Repeat the listing word for word. No pictures belong in the copy.

Dataset items
================
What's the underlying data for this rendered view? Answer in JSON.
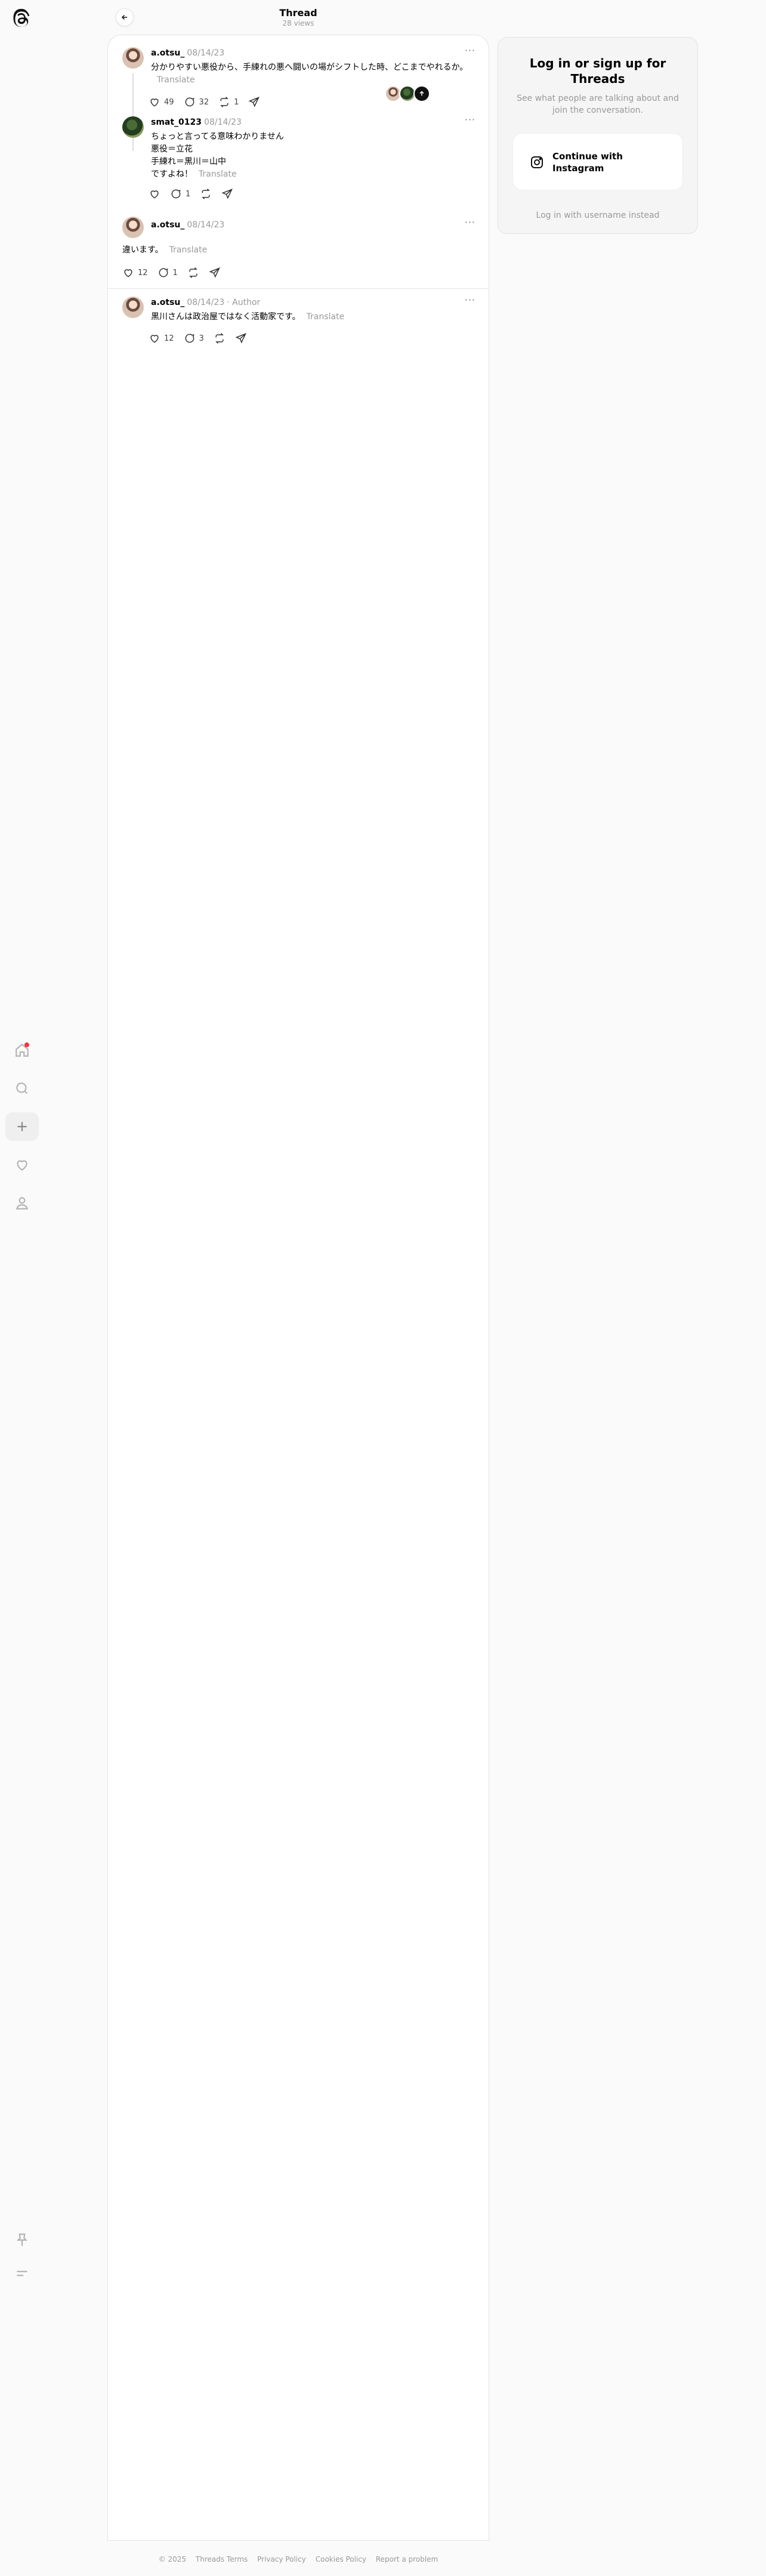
{
  "header": {
    "title": "Thread",
    "views": "28 views"
  },
  "posts": [
    {
      "username": "a.otsu_",
      "date": "08/14/23",
      "text": "分かりやすい悪役から、手練れの悪へ闘いの場がシフトした時、どこまでやれるか。",
      "translate": "Translate",
      "likes": "49",
      "replies": "32",
      "reposts": "1"
    },
    {
      "username": "smat_0123",
      "date": "08/14/23",
      "text_lines": [
        "ちょっと言ってる意味わかりません",
        "悪役＝立花",
        "手練れ＝黒川＝山中",
        "ですよね！"
      ],
      "translate": "Translate",
      "replies": "1"
    },
    {
      "username": "a.otsu_",
      "date": "08/14/23",
      "text": "違います。",
      "translate": "Translate",
      "likes": "12",
      "replies": "1"
    },
    {
      "username": "a.otsu_",
      "date": "08/14/23",
      "author_tag": "· Author",
      "text": "黒川さんは政治屋ではなく活動家です。",
      "translate": "Translate",
      "likes": "12",
      "replies": "3"
    }
  ],
  "more_label": "···",
  "login": {
    "title": "Log in or sign up for Threads",
    "subtitle": "See what people are talking about and join the conversation.",
    "instagram_button": "Continue with Instagram",
    "username_link": "Log in with username instead"
  },
  "footer": {
    "copyright": "© 2025",
    "links": [
      "Threads Terms",
      "Privacy Policy",
      "Cookies Policy",
      "Report a problem"
    ]
  },
  "icons": [
    "threads-logo-icon",
    "home-icon",
    "search-icon",
    "plus-icon",
    "heart-icon",
    "profile-icon",
    "pin-icon",
    "menu-icon",
    "back-arrow-icon",
    "like-icon",
    "reply-icon",
    "repost-icon",
    "share-icon",
    "instagram-icon"
  ],
  "colors": {
    "notification": "#ff3040",
    "muted": "#999999",
    "card_bg": "#ffffff",
    "page_bg": "#fafafa"
  }
}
================
◆ Finished answer ◆
What's the underlying data for this rendered view? Answer in JSON.
{
  "header": {
    "title": "Thread",
    "views": "28 views"
  },
  "posts": [
    {
      "username": "a.otsu_",
      "date": "08/14/23",
      "text": "分かりやすい悪役から、手練れの悪へ闘いの場がシフトした時、どこまでやれるか。",
      "translate": "Translate",
      "likes": "49",
      "replies": "32",
      "reposts": "1"
    },
    {
      "username": "smat_0123",
      "date": "08/14/23",
      "text_lines": [
        "ちょっと言ってる意味わかりません",
        "悪役＝立花",
        "手練れ＝黒川＝山中",
        "ですよね！"
      ],
      "translate": "Translate",
      "replies": "1"
    },
    {
      "username": "a.otsu_",
      "date": "08/14/23",
      "text": "違います。",
      "translate": "Translate",
      "likes": "12",
      "replies": "1"
    },
    {
      "username": "a.otsu_",
      "date": "08/14/23",
      "author_tag": "· Author",
      "text": "黒川さんは政治屋ではなく活動家です。",
      "translate": "Translate",
      "likes": "12",
      "replies": "3"
    }
  ],
  "more_label": "···",
  "login": {
    "title": "Log in or sign up for Threads",
    "subtitle": "See what people are talking about and join the conversation.",
    "instagram_button": "Continue with Instagram",
    "username_link": "Log in with username instead"
  },
  "footer": {
    "copyright": "© 2025",
    "links": [
      "Threads Terms",
      "Privacy Policy",
      "Cookies Policy",
      "Report a problem"
    ]
  },
  "icons": [
    "threads-logo-icon",
    "home-icon",
    "search-icon",
    "plus-icon",
    "heart-icon",
    "profile-icon",
    "pin-icon",
    "menu-icon",
    "back-arrow-icon",
    "like-icon",
    "reply-icon",
    "repost-icon",
    "share-icon",
    "instagram-icon"
  ],
  "colors": {
    "notification": "#ff3040",
    "muted": "#999999",
    "card_bg": "#ffffff",
    "page_bg": "#fafafa"
  }
}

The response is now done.